Problem to work on => From the line containing "Extract all readable text from this page." down to the last line of the material, return those lines verbatim and only those.
**** Input data
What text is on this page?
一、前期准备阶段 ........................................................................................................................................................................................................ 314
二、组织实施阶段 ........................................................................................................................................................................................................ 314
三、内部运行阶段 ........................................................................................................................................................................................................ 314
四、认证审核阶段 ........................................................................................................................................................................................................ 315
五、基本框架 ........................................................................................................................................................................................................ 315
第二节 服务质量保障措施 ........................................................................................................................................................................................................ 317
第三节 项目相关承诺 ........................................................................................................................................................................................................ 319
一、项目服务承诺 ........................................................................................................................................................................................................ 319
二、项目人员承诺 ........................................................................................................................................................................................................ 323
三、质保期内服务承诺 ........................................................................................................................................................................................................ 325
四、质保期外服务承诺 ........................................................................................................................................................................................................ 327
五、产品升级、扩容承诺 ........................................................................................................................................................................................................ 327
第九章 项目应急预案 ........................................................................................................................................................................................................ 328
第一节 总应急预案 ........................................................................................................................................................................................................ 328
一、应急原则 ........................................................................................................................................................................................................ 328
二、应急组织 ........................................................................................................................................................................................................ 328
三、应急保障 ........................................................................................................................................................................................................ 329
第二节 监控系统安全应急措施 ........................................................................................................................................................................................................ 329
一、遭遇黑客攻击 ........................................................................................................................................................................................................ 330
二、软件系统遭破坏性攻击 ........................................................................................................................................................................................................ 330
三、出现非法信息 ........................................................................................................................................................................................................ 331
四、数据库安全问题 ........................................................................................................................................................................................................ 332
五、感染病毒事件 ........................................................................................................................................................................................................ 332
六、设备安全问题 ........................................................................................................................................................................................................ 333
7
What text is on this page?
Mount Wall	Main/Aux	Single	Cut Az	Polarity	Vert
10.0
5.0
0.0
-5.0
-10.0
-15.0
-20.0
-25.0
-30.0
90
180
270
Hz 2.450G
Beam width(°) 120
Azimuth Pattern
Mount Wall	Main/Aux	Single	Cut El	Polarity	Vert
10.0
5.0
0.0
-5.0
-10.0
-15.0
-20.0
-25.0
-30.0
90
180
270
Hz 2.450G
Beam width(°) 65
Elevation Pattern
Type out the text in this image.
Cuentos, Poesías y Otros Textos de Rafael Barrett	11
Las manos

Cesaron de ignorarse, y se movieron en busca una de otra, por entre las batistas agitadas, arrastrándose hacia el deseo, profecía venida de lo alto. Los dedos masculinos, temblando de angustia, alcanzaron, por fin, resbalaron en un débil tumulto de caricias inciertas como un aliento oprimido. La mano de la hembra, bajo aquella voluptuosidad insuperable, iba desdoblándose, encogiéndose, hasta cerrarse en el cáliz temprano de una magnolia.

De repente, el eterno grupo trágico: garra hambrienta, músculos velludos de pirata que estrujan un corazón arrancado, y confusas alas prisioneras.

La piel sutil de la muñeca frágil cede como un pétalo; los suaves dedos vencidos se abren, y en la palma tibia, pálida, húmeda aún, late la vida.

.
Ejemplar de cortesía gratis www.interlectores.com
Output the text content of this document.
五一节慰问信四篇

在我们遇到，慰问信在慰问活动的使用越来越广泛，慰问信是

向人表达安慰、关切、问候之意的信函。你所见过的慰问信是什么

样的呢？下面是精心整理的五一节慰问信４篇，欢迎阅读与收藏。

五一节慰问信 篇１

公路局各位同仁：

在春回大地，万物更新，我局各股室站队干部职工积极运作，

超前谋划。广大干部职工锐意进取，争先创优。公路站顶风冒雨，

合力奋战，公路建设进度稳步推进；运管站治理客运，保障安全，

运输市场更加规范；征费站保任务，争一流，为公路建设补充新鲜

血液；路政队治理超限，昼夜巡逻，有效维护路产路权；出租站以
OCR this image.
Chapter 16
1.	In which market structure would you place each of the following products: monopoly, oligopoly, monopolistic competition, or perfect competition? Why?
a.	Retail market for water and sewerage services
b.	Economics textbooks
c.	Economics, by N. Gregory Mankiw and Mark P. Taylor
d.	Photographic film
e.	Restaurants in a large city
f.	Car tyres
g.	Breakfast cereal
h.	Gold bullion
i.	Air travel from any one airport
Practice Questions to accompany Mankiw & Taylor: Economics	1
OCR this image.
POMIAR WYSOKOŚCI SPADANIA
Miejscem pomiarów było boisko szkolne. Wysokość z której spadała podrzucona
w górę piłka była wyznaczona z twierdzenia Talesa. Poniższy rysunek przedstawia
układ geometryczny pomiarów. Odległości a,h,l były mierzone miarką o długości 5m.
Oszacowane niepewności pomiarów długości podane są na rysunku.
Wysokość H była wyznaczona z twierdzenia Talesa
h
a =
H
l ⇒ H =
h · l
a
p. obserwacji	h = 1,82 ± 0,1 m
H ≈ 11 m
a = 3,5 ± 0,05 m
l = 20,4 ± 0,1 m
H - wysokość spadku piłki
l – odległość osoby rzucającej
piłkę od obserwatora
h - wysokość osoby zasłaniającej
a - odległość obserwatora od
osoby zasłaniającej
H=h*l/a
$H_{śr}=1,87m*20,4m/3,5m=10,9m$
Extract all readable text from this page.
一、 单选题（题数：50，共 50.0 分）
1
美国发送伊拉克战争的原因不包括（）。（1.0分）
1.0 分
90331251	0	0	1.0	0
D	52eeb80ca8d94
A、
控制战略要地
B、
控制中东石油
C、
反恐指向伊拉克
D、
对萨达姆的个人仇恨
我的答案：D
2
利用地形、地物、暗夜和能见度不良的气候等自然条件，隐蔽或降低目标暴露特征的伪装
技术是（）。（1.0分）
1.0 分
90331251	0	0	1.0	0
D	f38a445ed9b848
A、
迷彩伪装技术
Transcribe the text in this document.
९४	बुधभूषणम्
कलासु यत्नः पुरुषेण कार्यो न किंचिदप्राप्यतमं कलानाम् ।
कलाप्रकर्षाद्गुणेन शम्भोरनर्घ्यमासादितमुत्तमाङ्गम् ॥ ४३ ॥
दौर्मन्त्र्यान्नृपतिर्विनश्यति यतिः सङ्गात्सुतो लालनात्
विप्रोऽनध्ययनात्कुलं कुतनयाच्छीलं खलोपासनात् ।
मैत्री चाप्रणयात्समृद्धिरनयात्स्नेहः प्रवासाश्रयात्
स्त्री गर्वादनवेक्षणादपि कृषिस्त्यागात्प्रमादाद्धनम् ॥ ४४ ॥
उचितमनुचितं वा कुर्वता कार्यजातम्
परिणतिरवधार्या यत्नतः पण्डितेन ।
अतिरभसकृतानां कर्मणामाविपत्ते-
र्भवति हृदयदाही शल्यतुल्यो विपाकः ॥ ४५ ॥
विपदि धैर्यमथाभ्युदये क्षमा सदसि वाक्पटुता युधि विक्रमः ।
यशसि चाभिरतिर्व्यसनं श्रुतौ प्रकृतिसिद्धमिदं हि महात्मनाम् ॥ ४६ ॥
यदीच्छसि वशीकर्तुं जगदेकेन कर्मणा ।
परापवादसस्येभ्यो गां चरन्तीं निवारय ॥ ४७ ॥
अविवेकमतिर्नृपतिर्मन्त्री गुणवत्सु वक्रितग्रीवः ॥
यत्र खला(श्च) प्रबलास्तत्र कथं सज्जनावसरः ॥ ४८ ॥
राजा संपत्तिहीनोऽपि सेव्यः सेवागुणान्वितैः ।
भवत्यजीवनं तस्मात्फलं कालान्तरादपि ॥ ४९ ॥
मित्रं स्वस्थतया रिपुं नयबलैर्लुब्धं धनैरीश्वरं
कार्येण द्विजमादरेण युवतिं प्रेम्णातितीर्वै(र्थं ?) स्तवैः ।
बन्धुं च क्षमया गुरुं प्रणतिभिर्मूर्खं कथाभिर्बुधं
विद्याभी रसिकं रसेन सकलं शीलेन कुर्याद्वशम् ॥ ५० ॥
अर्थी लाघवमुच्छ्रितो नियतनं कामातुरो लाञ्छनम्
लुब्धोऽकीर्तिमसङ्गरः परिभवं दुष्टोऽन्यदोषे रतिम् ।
********
Task output =>
Extract all readable text from this page.
一、 单选题（题数：50，共 50.0 分）
1
美国发送伊拉克战争的原因不包括（）。（1.0分）
1.0 分
90331251	0	0	1.0	0
D	52eeb80ca8d94
A、
控制战略要地
B、
控制中东石油
C、
反恐指向伊拉克
D、
对萨达姆的个人仇恨
我的答案：D
2
利用地形、地物、暗夜和能见度不良的气候等自然条件，隐蔽或降低目标暴露特征的伪装
技术是（）。（1.0分）
1.0 分
90331251	0	0	1.0	0
D	f38a445ed9b848
A、
迷彩伪装技术
Transcribe the text in this document.
९४	बुधभूषणम्
कलासु यत्नः पुरुषेण कार्यो न किंचिदप्राप्यतमं कलानाम् ।
कलाप्रकर्षाद्गुणेन शम्भोरनर्घ्यमासादितमुत्तमाङ्गम् ॥ ४३ ॥
दौर्मन्त्र्यान्नृपतिर्विनश्यति यतिः सङ्गात्सुतो लालनात्
विप्रोऽनध्ययनात्कुलं कुतनयाच्छीलं खलोपासनात् ।
मैत्री चाप्रणयात्समृद्धिरनयात्स्नेहः प्रवासाश्रयात्
स्त्री गर्वादनवेक्षणादपि कृषिस्त्यागात्प्रमादाद्धनम् ॥ ४४ ॥
उचितमनुचितं वा कुर्वता कार्यजातम्
परिणतिरवधार्या यत्नतः पण्डितेन ।
अतिरभसकृतानां कर्मणामाविपत्ते-
र्भवति हृदयदाही शल्यतुल्यो विपाकः ॥ ४५ ॥
विपदि धैर्यमथाभ्युदये क्षमा सदसि वाक्पटुता युधि विक्रमः ।
यशसि चाभिरतिर्व्यसनं श्रुतौ प्रकृतिसिद्धमिदं हि महात्मनाम् ॥ ४६ ॥
यदीच्छसि वशीकर्तुं जगदेकेन कर्मणा ।
परापवादसस्येभ्यो गां चरन्तीं निवारय ॥ ४७ ॥
अविवेकमतिर्नृपतिर्मन्त्री गुणवत्सु वक्रितग्रीवः ॥
यत्र खला(श्च) प्रबलास्तत्र कथं सज्जनावसरः ॥ ४८ ॥
राजा संपत्तिहीनोऽपि सेव्यः सेवागुणान्वितैः ।
भवत्यजीवनं तस्मात्फलं कालान्तरादपि ॥ ४९ ॥
मित्रं स्वस्थतया रिपुं नयबलैर्लुब्धं धनैरीश्वरं
कार्येण द्विजमादरेण युवतिं प्रेम्णातितीर्वै(र्थं ?) स्तवैः ।
बन्धुं च क्षमया गुरुं प्रणतिभिर्मूर्खं कथाभिर्बुधं
विद्याभी रसिकं रसेन सकलं शीलेन कुर्याद्वशम् ॥ ५० ॥
अर्थी लाघवमुच्छ्रितो नियतनं कामातुरो लाञ्छनम्
लुब्धोऽकीर्तिमसङ्गरः परिभवं दुष्टोऽन्यदोषे रतिम् ।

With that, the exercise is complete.